[Requirements]:
Determine how many lines of the entries contain "text". Reply with that number alone.

[Saved data entries]:
↓↓↓
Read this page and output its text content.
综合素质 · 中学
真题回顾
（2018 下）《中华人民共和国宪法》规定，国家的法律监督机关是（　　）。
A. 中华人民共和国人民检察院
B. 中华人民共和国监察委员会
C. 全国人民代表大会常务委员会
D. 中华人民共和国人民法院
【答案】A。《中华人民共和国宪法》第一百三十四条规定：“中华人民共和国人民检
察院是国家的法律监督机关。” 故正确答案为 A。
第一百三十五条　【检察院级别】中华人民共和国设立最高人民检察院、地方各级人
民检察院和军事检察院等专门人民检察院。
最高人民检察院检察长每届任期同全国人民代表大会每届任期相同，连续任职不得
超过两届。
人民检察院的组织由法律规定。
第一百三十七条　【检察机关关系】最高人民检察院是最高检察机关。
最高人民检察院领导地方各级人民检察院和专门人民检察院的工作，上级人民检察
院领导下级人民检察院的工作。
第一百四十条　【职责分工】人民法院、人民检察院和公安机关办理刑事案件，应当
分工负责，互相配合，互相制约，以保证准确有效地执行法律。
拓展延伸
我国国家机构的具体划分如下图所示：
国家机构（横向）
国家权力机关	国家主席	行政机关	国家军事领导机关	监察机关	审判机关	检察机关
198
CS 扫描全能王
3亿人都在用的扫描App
↑↑↑
↓↓↓
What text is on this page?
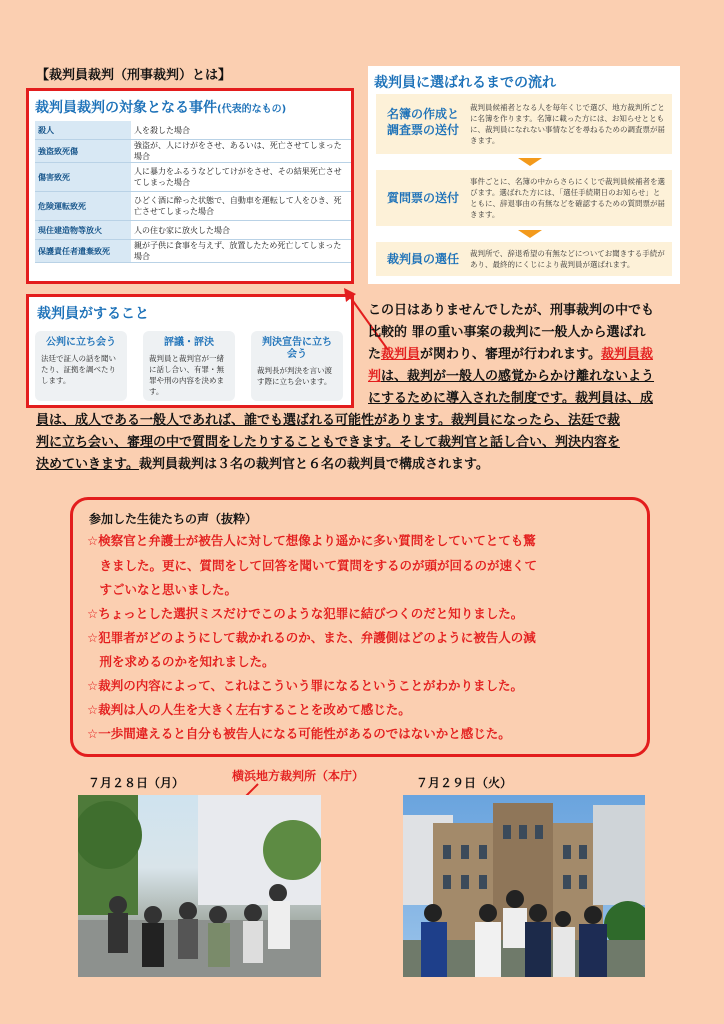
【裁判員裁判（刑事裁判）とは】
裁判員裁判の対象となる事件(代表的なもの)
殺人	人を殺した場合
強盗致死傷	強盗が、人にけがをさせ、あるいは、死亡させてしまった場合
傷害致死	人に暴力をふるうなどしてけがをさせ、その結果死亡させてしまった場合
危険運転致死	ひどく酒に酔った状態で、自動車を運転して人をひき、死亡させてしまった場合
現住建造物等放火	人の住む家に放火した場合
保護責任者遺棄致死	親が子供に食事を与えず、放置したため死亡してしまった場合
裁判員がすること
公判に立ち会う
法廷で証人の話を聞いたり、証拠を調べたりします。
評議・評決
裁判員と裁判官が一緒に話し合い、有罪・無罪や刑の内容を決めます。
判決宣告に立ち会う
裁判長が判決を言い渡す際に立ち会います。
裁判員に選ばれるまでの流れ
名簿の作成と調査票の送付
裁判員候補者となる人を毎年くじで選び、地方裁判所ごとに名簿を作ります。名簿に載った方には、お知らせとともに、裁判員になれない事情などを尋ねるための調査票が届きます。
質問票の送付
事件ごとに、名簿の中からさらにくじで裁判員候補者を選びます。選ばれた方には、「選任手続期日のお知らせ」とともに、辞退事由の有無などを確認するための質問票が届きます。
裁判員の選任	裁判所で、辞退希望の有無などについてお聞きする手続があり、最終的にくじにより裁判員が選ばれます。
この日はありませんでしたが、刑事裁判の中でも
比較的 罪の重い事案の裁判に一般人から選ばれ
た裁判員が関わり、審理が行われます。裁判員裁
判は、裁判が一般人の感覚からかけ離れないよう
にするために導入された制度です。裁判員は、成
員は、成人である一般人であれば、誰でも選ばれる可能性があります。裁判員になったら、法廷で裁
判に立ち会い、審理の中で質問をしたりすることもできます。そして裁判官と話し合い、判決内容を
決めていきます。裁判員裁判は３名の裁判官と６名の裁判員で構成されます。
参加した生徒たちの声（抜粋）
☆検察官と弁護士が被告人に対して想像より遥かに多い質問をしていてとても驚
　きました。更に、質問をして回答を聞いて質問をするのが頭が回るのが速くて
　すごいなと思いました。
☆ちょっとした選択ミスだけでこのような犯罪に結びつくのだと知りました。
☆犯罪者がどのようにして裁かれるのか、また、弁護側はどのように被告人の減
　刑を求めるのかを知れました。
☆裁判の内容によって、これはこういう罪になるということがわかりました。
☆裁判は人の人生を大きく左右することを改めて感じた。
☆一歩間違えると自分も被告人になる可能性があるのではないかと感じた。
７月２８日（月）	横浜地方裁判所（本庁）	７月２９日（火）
↑↑↑
[Exercise response]:
2